**PROBLEM TO WORK ON**
Pick out the lines below that include the string "name".

= = = = =

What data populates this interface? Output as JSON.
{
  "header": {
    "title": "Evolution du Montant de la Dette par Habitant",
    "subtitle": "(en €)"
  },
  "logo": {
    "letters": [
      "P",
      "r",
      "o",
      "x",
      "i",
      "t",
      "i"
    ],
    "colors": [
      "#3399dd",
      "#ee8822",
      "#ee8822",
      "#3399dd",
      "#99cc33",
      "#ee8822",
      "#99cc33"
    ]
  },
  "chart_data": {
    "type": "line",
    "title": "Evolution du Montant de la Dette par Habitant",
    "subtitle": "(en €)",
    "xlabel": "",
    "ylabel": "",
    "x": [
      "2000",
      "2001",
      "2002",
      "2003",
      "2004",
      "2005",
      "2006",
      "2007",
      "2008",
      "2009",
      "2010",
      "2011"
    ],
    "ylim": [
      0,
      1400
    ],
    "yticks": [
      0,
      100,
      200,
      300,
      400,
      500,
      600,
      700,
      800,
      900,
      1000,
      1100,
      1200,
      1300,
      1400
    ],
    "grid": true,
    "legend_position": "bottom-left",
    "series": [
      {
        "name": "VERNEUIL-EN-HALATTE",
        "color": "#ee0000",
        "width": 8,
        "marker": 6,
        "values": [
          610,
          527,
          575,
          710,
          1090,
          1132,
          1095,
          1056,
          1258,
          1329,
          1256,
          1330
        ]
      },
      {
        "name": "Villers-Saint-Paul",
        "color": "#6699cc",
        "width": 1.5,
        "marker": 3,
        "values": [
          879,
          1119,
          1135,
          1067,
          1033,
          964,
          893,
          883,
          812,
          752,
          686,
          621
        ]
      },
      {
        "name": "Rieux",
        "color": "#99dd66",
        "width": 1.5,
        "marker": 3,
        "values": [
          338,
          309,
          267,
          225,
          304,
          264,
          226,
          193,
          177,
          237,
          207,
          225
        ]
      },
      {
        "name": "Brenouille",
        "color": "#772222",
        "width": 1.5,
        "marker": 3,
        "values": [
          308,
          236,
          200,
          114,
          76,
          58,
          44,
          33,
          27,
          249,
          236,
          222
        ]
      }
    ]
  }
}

= = = = =

**FINAL RESULT**
        "name": "VERNEUIL-EN-HALATTE",
        "name": "Villers-Saint-Paul",
        "name": "Rieux",
        "name": "Brenouille",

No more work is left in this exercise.